REQUEST: Find each line containing the string "minutes". Copy it.

(Extracted records)
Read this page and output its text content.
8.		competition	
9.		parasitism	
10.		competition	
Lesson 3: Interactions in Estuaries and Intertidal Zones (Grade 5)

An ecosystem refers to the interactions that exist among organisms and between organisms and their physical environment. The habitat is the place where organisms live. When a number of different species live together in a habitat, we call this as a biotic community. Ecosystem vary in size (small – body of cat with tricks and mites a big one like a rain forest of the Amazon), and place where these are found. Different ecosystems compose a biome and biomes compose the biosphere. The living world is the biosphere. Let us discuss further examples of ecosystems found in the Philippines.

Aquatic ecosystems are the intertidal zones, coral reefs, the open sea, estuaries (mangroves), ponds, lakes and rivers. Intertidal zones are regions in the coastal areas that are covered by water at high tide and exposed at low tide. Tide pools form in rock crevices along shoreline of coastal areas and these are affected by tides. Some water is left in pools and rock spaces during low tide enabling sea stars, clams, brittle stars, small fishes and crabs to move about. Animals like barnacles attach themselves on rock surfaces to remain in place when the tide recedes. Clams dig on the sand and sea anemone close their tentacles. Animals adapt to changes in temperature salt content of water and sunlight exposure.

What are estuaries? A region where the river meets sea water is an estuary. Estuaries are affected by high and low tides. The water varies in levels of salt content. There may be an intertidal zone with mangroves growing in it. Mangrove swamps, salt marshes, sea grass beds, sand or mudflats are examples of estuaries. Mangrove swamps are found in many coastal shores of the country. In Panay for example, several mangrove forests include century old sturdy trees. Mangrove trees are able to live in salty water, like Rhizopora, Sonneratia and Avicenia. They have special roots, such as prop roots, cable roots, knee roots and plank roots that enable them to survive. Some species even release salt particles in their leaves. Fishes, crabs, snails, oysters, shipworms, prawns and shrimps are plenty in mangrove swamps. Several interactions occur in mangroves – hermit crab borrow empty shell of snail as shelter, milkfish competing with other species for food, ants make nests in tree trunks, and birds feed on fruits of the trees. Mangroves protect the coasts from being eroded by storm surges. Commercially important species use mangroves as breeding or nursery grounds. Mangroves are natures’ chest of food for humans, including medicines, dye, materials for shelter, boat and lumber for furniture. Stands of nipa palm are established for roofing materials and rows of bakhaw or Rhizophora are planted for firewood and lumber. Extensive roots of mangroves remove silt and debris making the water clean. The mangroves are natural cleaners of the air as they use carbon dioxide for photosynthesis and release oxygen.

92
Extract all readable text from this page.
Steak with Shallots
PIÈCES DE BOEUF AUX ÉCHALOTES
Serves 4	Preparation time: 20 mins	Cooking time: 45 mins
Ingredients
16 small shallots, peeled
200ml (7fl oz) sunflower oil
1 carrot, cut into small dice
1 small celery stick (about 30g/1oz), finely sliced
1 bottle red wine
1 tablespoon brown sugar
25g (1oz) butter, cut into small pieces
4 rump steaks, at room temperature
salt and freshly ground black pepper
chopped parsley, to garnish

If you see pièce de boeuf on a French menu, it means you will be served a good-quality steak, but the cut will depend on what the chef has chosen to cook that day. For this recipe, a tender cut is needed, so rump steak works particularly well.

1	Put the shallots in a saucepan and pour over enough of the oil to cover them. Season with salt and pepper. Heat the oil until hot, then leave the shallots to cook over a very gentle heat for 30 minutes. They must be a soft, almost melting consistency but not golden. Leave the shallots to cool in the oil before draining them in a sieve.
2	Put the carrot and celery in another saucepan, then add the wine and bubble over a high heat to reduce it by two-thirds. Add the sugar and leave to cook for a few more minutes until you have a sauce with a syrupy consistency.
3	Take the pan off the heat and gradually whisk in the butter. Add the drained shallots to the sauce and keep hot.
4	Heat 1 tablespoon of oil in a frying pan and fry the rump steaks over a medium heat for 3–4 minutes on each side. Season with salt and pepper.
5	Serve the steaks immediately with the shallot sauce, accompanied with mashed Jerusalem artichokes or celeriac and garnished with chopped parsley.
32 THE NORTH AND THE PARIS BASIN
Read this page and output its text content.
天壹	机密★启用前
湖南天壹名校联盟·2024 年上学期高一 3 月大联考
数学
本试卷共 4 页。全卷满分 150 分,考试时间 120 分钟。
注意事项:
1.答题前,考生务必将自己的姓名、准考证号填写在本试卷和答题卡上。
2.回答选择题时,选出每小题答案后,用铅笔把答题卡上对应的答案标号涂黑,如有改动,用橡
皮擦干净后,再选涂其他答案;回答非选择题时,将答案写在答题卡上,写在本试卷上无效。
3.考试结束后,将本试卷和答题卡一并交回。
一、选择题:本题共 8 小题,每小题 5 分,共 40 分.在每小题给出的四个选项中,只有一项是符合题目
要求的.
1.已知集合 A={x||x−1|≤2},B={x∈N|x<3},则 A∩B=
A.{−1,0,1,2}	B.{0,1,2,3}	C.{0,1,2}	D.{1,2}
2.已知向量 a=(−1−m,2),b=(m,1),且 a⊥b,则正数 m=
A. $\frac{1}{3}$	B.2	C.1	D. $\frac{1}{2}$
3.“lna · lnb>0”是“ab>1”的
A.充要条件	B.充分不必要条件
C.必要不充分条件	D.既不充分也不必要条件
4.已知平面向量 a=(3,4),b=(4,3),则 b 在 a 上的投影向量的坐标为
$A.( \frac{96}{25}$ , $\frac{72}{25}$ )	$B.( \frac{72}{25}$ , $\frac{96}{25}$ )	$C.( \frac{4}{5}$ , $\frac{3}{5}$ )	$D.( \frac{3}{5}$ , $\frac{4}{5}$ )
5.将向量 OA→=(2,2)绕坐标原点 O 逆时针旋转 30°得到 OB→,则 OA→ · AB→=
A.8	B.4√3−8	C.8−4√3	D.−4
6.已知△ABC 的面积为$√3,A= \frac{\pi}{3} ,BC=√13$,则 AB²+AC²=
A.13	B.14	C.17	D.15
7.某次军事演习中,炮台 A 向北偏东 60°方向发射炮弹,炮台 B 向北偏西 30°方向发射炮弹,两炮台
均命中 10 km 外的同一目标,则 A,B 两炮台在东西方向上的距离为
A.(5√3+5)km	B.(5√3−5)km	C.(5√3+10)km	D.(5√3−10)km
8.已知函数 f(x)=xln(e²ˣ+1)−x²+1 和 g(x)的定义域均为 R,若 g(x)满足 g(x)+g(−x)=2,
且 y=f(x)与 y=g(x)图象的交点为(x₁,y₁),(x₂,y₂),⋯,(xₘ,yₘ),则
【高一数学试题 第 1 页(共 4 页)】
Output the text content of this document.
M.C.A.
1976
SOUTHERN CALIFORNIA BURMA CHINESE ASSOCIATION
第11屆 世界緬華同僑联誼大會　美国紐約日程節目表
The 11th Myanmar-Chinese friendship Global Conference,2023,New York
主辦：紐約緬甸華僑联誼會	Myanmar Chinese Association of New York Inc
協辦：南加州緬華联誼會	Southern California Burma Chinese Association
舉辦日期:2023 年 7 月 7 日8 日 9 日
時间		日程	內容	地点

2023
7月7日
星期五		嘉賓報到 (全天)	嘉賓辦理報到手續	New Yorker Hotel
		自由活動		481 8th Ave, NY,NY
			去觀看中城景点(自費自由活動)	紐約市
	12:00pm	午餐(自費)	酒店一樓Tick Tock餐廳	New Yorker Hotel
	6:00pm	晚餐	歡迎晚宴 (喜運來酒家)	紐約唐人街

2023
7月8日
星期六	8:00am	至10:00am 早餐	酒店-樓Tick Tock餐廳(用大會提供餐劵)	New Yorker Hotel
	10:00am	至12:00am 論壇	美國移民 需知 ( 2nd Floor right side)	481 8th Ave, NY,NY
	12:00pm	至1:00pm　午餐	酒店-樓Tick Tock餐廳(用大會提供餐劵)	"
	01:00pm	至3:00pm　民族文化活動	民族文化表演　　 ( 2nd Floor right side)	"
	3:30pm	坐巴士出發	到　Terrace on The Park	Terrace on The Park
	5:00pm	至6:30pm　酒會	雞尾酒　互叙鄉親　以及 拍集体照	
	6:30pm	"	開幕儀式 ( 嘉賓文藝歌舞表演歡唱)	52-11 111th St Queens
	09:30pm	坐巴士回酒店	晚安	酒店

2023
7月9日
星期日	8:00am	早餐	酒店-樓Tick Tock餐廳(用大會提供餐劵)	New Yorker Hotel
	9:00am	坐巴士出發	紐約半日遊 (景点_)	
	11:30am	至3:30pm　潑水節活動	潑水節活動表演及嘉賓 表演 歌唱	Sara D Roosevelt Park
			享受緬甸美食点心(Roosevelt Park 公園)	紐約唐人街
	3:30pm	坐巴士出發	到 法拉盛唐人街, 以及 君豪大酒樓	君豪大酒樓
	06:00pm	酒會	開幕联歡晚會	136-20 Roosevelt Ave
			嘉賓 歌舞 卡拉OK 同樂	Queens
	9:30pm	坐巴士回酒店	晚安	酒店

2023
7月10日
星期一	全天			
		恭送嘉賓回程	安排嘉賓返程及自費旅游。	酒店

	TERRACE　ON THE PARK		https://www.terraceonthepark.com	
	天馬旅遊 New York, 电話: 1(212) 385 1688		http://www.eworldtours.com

EXERCISE SOLUTION:
1	Put the shallots in a saucepan and pour over enough of the oil to cover them. Season with salt and pepper. Heat the oil until hot, then leave the shallots to cook over a very gentle heat for 30 minutes. They must be a soft, almost melting consistency but not golden. Leave the shallots to cool in the oil before draining them in a sieve.
2	Put the carrot and celery in another saucepan, then add the wine and bubble over a high heat to reduce it by two-thirds. Add the sugar and leave to cook for a few more minutes until you have a sauce with a syrupy consistency.
4	Heat 1 tablespoon of oil in a frying pan and fry the rump steaks over a medium heat for 3–4 minutes on each side. Season with salt and pepper.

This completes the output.